• **Task objective**
Check each line of the entries below for the string "Contains" and state how many lines have it, with no other text.

• **Entries with figure data**
......
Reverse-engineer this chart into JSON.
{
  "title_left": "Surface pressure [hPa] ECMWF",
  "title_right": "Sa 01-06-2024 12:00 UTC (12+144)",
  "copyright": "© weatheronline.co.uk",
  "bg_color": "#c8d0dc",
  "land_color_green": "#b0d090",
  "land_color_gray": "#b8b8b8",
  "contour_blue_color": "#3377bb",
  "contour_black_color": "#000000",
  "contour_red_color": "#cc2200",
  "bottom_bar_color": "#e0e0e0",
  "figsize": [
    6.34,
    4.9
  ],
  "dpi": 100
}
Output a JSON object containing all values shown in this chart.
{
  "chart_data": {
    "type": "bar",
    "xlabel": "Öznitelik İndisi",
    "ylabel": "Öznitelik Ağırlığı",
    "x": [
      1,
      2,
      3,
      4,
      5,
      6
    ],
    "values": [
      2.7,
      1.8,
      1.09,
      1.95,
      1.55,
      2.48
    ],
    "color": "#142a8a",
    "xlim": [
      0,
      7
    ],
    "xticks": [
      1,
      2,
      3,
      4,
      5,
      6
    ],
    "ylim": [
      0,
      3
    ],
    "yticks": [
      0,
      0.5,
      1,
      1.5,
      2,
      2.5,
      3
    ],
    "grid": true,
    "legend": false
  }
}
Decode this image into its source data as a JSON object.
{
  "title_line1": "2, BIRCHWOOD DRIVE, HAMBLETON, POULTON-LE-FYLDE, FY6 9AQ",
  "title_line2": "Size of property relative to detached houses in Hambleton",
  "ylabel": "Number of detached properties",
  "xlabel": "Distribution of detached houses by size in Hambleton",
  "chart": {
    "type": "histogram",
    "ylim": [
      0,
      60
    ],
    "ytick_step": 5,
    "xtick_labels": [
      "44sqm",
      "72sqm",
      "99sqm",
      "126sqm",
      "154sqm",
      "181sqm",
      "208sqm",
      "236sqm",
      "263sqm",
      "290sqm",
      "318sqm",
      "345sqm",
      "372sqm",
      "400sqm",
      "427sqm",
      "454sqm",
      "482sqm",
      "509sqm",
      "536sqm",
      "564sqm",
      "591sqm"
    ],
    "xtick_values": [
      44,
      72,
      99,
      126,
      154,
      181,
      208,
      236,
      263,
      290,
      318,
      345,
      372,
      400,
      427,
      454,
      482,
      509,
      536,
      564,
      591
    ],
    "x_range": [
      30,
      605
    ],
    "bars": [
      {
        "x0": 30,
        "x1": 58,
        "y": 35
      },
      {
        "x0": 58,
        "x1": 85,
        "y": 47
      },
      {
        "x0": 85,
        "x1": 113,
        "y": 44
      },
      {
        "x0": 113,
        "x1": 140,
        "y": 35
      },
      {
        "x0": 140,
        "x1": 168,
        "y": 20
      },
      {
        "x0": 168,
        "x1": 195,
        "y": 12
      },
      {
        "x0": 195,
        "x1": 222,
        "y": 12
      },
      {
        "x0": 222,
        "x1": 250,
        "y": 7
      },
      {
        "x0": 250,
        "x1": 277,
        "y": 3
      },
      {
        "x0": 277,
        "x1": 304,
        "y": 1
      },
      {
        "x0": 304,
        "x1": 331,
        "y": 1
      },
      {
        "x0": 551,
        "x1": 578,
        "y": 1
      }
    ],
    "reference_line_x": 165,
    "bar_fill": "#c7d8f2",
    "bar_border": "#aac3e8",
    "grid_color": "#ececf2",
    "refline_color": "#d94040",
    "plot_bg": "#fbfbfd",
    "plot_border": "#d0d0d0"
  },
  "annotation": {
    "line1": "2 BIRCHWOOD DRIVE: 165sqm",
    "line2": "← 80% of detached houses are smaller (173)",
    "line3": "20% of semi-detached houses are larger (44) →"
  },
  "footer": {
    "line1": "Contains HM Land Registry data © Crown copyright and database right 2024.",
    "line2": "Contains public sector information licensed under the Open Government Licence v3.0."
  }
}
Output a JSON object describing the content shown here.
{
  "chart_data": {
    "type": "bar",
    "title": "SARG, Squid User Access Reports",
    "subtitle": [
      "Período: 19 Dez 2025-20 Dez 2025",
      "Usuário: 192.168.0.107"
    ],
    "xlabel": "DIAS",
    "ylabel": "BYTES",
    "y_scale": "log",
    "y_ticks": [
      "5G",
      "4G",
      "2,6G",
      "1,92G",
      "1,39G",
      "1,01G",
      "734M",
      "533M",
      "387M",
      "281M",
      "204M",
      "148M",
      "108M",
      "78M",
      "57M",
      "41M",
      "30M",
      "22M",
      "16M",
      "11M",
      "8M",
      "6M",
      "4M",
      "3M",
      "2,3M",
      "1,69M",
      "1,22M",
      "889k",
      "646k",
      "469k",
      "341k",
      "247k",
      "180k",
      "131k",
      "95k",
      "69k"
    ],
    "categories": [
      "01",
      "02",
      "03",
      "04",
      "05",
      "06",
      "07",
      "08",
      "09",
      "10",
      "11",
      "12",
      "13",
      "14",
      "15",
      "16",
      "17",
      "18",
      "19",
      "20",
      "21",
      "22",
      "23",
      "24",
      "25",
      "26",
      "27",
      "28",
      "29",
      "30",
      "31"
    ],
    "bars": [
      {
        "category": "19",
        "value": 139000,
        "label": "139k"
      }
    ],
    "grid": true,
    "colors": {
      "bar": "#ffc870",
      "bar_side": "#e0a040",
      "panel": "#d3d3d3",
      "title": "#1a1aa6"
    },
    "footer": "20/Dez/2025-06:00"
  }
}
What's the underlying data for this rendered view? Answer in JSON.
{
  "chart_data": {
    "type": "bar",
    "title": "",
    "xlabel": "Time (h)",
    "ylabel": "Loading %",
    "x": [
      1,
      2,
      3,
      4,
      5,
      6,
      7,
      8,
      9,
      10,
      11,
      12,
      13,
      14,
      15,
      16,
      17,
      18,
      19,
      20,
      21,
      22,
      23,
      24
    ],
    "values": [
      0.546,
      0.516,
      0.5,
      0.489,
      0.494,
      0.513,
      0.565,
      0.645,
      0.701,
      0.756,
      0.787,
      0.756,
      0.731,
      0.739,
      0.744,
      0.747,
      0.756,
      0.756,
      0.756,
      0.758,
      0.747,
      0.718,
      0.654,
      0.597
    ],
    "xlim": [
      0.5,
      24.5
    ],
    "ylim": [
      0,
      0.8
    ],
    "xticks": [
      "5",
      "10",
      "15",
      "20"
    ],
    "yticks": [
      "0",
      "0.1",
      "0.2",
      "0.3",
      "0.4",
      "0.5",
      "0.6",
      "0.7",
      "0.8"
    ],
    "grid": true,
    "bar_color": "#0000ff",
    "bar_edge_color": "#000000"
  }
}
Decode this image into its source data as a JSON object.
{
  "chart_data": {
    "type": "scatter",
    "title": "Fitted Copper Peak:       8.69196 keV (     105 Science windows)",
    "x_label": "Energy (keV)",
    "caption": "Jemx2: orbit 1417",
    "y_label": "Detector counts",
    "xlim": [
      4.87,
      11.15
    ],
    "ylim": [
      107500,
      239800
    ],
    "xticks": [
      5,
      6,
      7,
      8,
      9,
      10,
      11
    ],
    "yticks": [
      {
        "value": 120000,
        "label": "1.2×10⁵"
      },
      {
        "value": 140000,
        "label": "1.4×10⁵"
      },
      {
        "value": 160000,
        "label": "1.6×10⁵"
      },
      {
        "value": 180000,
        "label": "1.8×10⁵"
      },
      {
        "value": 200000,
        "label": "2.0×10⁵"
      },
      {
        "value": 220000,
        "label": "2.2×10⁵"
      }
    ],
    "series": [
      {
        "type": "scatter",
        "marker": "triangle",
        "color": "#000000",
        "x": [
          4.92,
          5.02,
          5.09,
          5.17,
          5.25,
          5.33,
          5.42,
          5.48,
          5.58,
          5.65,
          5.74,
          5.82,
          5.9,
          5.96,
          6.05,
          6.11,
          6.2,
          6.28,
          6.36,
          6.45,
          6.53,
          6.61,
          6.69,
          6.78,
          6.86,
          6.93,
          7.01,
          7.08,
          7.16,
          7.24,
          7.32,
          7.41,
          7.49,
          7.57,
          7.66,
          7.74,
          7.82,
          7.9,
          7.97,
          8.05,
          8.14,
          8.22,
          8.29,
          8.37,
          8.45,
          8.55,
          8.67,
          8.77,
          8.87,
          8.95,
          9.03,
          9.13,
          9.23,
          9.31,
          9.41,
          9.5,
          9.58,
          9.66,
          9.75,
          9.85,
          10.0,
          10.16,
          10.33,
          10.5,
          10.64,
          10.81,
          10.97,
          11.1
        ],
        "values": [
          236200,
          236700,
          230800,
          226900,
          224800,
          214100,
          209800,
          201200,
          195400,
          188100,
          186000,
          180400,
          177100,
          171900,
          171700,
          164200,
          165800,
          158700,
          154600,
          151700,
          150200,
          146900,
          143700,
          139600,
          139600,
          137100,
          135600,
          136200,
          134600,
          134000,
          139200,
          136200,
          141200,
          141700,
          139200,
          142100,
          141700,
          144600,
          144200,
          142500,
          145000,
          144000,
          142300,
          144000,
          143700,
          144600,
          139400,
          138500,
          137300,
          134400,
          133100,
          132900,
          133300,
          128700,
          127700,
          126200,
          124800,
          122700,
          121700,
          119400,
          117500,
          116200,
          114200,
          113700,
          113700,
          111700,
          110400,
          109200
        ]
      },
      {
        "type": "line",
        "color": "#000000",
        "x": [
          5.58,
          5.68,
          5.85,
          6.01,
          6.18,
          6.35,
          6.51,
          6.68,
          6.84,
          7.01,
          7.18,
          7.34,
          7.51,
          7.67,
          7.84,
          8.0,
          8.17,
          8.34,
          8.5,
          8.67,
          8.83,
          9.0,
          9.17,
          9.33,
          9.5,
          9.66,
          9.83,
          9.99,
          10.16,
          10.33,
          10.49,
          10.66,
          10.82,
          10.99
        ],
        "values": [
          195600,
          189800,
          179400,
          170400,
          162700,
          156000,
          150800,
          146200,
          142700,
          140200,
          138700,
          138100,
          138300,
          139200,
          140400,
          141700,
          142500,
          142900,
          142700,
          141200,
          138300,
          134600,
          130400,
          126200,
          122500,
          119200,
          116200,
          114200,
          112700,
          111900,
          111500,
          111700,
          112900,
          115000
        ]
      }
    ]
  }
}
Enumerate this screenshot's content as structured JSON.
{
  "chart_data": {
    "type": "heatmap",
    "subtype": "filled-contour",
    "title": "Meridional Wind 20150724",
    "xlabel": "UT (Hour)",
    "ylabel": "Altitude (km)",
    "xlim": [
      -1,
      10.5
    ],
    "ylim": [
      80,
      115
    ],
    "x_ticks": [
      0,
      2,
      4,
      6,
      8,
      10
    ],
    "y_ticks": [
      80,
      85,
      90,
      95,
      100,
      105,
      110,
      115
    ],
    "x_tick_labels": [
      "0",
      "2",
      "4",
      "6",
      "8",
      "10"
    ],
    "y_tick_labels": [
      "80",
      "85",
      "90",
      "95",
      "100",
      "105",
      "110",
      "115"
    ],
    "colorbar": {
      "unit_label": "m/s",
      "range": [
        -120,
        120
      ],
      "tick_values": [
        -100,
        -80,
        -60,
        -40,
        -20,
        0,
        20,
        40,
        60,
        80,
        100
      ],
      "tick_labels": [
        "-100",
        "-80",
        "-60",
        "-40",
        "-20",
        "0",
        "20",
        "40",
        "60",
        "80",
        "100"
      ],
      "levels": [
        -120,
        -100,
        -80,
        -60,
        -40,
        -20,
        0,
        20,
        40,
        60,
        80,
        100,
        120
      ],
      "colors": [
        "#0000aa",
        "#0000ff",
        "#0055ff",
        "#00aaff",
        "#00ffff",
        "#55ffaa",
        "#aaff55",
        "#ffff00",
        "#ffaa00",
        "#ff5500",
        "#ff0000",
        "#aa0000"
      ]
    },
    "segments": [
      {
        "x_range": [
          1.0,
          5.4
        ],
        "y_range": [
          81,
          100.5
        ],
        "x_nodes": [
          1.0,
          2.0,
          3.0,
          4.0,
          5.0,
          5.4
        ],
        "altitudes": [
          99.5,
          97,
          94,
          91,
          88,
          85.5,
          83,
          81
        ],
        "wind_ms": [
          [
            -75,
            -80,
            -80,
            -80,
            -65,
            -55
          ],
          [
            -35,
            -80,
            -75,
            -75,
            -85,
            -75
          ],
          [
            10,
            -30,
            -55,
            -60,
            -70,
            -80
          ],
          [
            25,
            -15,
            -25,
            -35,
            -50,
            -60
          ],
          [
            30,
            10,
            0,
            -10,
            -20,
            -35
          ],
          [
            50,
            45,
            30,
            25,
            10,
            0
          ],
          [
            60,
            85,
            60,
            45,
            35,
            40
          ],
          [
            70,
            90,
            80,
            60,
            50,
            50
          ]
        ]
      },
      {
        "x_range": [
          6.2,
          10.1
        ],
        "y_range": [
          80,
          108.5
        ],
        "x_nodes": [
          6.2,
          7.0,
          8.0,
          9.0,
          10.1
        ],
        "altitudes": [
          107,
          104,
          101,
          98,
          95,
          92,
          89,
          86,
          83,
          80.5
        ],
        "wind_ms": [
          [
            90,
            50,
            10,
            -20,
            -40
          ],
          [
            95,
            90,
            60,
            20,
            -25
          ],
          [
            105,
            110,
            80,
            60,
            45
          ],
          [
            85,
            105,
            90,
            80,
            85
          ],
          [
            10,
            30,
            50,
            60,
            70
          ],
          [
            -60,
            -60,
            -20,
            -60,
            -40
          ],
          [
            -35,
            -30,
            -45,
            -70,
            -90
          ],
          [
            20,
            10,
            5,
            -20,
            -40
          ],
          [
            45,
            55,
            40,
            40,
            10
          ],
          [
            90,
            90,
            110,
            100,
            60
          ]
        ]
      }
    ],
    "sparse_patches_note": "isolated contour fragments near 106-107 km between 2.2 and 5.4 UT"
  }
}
......
• **Solution**
2